→ **What the task asks**:
Go through each line of the records below and count those with the word "marker". Give only the count.

→ **Dataset excerpts**:
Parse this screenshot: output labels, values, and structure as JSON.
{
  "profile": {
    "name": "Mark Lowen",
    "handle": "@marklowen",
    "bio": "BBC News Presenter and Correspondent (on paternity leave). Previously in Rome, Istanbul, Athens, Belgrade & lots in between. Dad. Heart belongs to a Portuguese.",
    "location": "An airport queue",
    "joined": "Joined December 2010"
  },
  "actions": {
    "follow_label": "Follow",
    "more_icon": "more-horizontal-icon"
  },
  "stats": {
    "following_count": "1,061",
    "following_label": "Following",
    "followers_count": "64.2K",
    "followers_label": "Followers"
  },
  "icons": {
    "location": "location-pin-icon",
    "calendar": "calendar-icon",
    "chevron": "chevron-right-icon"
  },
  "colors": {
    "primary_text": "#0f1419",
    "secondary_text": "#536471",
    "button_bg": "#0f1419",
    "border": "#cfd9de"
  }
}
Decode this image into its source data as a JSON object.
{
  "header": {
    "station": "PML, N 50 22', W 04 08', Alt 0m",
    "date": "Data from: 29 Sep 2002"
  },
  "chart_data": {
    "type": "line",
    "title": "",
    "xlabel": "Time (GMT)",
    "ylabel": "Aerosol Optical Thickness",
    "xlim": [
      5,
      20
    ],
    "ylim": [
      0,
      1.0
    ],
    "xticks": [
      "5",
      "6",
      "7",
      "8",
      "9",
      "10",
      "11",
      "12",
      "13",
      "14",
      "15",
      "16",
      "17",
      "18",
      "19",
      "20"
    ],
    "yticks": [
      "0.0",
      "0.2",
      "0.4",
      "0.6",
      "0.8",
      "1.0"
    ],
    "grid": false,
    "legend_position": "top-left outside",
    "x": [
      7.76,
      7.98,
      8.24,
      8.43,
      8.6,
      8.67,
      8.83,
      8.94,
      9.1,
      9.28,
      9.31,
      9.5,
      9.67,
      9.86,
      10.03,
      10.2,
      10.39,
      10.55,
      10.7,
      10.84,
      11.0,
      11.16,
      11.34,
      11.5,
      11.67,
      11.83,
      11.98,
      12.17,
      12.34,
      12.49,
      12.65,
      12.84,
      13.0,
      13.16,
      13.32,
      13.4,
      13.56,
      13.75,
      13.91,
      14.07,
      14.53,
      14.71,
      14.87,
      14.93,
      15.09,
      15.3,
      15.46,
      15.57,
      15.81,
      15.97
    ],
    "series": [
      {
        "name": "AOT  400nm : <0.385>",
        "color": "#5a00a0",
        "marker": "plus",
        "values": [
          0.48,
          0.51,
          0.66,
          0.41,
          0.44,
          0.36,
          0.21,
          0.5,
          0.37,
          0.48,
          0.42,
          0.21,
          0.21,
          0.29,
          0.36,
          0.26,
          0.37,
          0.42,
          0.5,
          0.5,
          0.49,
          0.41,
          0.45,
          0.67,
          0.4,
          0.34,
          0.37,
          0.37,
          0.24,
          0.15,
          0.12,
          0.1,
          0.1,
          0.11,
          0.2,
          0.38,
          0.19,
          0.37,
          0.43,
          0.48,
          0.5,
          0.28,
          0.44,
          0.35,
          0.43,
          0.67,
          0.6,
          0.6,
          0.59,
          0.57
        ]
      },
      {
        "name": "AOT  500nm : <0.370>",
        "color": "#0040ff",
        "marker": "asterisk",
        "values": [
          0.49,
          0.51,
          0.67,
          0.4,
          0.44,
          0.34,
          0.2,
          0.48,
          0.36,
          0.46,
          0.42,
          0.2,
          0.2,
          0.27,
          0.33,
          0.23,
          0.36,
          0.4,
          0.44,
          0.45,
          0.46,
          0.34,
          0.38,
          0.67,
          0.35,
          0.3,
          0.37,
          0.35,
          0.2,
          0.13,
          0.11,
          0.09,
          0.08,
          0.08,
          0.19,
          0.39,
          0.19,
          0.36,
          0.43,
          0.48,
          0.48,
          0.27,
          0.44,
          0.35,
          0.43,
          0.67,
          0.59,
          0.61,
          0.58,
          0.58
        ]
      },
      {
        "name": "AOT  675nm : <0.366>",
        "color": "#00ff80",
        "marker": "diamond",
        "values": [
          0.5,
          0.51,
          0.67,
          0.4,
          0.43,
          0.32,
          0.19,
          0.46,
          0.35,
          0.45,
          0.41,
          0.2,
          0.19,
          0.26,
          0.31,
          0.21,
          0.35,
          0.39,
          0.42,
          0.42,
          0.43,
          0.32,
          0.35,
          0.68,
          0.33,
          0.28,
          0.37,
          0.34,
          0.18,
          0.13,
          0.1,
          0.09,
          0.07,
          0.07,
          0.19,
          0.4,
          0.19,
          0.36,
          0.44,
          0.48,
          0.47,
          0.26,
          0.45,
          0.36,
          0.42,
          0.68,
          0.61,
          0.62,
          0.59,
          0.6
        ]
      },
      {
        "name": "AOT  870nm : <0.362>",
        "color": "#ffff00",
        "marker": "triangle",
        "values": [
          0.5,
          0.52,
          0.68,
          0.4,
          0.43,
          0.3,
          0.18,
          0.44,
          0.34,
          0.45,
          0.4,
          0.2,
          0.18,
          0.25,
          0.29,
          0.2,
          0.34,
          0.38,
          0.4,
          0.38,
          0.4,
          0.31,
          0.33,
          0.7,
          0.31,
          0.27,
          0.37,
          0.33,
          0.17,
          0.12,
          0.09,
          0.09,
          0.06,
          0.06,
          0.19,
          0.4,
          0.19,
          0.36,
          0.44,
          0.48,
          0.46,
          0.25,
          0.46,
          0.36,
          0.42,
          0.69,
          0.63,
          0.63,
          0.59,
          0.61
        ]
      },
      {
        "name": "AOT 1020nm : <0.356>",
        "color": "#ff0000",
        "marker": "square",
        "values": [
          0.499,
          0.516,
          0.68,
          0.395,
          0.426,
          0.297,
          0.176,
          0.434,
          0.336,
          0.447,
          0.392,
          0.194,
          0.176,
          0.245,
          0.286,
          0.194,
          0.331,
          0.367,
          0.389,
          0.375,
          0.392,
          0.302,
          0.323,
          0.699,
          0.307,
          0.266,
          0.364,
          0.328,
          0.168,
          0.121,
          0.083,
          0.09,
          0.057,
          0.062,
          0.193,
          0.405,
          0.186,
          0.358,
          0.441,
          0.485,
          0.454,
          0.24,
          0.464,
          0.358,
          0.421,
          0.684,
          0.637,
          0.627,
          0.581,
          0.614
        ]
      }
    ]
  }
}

→ **Solution for this task**:
5